+++ Data provided
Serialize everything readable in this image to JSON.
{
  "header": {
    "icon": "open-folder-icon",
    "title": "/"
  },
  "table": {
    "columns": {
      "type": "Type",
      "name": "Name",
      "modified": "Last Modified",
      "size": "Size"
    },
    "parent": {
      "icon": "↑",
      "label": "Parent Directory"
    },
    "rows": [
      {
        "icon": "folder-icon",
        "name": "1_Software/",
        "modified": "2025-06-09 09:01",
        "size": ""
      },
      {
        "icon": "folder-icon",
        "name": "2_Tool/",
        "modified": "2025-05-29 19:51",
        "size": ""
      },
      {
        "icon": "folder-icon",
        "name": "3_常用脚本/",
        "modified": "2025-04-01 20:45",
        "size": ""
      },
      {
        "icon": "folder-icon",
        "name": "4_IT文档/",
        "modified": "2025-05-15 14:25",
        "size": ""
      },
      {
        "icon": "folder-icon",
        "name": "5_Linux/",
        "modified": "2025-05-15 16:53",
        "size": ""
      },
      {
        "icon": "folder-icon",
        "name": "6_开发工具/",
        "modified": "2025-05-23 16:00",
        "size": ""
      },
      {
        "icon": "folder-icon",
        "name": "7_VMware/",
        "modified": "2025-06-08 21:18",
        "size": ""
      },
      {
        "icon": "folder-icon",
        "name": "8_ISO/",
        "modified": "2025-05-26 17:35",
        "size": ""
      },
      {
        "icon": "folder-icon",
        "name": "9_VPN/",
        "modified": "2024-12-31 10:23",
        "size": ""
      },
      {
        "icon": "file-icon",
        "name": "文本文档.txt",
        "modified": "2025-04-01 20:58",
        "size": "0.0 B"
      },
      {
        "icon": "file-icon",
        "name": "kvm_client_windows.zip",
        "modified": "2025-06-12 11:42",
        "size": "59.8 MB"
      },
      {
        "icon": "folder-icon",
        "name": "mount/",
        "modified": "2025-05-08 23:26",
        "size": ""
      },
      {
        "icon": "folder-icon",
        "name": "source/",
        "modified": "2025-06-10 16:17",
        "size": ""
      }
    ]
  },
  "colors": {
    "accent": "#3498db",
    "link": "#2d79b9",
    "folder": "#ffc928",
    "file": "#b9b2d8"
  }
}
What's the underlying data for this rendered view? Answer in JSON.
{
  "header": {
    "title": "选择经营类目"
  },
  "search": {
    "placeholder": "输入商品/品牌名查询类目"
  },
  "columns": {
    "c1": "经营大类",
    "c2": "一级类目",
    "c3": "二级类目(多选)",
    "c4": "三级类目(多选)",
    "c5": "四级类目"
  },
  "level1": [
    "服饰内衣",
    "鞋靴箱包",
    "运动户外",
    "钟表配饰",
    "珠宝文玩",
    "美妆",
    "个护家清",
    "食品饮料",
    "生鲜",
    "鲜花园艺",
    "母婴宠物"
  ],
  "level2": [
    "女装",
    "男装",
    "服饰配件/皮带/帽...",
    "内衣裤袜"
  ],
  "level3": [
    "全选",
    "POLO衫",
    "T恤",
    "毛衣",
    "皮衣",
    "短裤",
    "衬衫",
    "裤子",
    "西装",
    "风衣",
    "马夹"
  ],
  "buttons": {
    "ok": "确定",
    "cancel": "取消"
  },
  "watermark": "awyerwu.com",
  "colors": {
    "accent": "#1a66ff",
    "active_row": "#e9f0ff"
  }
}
++++++
With the line containing "What's the underlying" as the first and the last line of the records as the final one, print exactly the lines in that span.

What's the underlying data for this rendered view? Answer in JSON.
{
  "header": {
    "title": "选择经营类目"
  },
  "search": {
    "placeholder": "输入商品/品牌名查询类目"
  },
  "columns": {
    "c1": "经营大类",
    "c2": "一级类目",
    "c3": "二级类目(多选)",
    "c4": "三级类目(多选)",
    "c5": "四级类目"
  },
  "level1": [
    "服饰内衣",
    "鞋靴箱包",
    "运动户外",
    "钟表配饰",
    "珠宝文玩",
    "美妆",
    "个护家清",
    "食品饮料",
    "生鲜",
    "鲜花园艺",
    "母婴宠物"
  ],
  "level2": [
    "女装",
    "男装",
    "服饰配件/皮带/帽...",
    "内衣裤袜"
  ],
  "level3": [
    "全选",
    "POLO衫",
    "T恤",
    "毛衣",
    "皮衣",
    "短裤",
    "衬衫",
    "裤子",
    "西装",
    "风衣",
    "马夹"
  ],
  "buttons": {
    "ok": "确定",
    "cancel": "取消"
  },
  "watermark": "awyerwu.com",
  "colors": {
    "accent": "#1a66ff",
    "active_row": "#e9f0ff"
  }
}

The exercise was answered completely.